— start —
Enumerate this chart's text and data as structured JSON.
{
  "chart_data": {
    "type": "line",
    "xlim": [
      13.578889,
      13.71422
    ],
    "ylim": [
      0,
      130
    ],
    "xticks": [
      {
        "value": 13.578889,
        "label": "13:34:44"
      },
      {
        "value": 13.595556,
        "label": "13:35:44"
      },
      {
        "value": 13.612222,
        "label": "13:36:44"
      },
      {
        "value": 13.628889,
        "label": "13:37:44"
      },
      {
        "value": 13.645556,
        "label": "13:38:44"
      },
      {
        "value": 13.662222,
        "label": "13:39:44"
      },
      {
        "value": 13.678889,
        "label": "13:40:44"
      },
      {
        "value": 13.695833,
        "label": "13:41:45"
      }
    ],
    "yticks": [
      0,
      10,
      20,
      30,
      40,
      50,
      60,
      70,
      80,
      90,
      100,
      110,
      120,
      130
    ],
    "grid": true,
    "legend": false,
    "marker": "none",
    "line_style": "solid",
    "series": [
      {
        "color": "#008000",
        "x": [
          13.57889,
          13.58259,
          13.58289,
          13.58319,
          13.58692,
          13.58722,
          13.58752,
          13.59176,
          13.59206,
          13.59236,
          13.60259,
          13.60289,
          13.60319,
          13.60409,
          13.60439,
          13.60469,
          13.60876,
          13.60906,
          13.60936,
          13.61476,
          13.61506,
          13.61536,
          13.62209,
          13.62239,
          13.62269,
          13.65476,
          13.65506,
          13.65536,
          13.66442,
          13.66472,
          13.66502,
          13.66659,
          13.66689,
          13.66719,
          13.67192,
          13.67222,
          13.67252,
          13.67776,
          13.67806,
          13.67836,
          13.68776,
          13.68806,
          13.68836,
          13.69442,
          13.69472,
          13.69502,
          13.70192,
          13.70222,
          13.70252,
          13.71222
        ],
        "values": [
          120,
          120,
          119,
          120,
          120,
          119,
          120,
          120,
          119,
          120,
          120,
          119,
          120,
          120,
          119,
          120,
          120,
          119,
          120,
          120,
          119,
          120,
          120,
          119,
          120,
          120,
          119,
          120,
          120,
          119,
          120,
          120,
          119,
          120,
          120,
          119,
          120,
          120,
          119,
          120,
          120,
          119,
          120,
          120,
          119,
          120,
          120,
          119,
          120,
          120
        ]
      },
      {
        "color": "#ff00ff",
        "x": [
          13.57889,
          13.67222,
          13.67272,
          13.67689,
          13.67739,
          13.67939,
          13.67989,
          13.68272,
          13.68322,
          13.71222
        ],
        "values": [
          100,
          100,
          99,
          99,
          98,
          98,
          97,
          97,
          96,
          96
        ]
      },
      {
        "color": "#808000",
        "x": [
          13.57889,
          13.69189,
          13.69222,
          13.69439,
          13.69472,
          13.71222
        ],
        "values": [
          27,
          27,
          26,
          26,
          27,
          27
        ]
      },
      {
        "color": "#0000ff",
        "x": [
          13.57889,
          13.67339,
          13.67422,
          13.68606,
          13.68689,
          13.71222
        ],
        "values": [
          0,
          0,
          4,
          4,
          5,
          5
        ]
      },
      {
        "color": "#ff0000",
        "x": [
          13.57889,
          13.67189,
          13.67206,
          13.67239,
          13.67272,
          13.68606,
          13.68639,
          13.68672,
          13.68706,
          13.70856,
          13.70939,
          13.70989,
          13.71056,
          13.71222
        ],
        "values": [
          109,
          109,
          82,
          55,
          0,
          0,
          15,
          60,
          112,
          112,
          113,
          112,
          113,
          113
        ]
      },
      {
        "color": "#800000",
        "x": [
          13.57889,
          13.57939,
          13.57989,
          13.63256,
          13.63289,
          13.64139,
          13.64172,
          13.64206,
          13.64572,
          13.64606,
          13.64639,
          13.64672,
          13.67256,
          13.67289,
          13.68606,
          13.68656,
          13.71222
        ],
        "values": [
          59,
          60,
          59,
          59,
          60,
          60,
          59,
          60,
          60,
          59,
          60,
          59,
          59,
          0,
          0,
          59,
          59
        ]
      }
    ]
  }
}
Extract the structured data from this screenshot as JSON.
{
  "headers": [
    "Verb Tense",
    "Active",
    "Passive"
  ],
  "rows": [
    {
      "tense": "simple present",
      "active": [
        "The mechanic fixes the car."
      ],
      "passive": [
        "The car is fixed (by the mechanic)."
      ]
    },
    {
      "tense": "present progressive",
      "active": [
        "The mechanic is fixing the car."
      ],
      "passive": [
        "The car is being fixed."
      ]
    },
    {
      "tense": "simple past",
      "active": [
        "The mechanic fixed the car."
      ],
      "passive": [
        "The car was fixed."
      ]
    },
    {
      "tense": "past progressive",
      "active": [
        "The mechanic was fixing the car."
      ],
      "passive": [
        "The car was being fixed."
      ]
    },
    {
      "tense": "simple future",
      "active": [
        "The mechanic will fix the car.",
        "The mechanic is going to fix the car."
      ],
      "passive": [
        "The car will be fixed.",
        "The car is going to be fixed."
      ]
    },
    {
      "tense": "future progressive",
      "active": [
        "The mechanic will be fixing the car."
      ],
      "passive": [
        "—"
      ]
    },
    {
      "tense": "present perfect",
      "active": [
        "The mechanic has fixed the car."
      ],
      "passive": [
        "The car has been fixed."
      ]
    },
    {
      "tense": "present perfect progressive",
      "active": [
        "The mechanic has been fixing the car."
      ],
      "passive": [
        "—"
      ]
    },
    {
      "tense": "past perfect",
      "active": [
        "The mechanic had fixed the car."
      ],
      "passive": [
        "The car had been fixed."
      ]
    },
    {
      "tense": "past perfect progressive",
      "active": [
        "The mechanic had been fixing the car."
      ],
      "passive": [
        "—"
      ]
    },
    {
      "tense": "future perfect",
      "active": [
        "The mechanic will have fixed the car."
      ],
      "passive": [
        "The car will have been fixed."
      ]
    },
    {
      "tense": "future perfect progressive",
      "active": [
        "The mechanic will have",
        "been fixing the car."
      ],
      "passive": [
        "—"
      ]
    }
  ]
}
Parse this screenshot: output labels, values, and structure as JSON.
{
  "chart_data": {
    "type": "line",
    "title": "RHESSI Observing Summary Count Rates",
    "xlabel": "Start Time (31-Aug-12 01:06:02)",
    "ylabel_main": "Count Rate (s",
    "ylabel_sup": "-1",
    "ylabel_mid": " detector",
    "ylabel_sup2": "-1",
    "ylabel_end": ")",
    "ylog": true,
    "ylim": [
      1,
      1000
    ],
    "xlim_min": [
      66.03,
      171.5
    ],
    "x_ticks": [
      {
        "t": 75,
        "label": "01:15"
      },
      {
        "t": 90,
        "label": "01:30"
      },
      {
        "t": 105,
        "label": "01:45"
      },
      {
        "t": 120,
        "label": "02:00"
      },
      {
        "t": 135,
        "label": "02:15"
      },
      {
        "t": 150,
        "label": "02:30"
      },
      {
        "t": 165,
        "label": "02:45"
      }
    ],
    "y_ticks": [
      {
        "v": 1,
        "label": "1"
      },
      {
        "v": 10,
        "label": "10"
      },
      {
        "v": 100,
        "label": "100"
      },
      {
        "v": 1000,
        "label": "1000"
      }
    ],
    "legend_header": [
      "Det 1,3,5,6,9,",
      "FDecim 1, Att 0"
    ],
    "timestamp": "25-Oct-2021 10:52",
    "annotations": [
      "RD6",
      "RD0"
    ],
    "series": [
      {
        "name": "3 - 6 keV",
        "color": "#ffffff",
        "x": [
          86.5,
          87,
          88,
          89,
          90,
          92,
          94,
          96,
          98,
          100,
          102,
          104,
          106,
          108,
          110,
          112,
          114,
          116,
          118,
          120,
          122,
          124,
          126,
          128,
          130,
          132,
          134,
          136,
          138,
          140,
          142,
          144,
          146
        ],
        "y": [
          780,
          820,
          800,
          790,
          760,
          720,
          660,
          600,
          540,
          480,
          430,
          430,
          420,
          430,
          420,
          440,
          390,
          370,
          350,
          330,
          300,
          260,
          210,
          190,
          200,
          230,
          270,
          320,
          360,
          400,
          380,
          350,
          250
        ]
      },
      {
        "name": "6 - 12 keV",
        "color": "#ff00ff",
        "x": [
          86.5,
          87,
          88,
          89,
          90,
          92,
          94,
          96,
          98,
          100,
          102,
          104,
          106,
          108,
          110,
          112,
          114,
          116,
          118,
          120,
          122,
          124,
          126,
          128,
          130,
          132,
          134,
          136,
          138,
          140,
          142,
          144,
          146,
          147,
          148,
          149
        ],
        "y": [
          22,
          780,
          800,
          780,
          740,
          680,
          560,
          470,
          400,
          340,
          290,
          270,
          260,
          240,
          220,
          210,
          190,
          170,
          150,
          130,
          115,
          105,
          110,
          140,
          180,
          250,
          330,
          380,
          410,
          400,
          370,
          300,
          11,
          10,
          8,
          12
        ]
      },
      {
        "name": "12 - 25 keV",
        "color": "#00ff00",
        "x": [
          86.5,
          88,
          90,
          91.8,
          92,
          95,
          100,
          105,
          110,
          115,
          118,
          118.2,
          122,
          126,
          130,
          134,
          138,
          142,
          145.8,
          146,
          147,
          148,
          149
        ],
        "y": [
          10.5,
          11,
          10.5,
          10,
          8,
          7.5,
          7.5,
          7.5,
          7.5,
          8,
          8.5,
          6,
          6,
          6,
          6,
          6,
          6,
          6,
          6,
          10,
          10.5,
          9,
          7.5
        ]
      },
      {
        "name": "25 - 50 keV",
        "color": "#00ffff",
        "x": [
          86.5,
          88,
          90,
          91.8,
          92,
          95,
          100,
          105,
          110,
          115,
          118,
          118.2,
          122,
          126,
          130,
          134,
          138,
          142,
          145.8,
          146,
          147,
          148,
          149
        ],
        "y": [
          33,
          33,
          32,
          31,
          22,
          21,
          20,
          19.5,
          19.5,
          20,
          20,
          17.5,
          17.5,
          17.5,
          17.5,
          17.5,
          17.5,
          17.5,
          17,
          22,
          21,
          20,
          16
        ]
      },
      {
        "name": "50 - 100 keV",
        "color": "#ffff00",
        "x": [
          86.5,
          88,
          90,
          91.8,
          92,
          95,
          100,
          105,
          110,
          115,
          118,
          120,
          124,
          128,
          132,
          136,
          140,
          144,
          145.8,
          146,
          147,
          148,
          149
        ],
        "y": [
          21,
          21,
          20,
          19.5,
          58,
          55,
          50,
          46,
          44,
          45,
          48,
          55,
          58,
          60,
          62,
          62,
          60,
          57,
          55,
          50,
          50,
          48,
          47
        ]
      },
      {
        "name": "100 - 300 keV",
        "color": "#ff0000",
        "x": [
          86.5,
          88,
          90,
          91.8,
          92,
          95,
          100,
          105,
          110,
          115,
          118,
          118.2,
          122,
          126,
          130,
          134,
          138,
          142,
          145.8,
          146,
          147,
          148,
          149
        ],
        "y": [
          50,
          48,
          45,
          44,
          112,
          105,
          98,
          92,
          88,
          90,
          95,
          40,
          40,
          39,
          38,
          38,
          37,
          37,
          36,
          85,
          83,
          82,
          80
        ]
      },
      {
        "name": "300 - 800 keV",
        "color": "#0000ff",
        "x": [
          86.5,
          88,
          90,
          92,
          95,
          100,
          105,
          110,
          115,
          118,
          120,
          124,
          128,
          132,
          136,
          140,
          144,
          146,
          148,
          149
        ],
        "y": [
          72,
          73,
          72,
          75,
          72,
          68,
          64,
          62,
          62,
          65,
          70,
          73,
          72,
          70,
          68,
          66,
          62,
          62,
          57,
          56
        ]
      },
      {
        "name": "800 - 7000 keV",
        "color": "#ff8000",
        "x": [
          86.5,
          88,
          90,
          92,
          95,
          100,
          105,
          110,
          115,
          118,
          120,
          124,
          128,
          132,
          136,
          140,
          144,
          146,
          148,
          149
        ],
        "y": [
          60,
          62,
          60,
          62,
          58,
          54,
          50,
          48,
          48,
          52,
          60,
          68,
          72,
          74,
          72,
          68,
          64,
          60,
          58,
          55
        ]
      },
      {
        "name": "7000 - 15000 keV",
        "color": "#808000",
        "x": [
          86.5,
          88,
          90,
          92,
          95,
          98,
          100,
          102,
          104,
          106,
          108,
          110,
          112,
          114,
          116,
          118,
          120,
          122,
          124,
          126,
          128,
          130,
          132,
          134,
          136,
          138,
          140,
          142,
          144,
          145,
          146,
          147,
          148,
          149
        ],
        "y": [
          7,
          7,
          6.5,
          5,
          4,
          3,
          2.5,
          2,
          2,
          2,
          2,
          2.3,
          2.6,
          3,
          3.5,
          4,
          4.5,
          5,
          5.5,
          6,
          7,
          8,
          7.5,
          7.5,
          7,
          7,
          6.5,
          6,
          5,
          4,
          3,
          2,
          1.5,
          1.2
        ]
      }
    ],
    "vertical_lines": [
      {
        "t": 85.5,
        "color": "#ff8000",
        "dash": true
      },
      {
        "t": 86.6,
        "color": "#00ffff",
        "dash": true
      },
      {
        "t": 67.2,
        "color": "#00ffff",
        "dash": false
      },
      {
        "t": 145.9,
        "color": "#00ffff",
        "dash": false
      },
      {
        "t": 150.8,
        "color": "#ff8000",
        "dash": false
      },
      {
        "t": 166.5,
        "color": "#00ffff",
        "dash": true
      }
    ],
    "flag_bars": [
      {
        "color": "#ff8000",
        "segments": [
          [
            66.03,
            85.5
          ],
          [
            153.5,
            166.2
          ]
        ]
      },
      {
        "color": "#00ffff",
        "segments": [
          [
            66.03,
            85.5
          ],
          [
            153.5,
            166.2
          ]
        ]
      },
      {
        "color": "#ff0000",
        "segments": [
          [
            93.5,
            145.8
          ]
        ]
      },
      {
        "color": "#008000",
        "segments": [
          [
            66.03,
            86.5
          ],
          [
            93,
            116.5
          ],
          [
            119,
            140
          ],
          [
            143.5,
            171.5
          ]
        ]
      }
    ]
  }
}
— end —
> Task details:
In the records above, locate each line with the word "going". Copy all such lines.

> Solution:
        "The mechanic is going to fix the car."
        "The car is going to be fixed."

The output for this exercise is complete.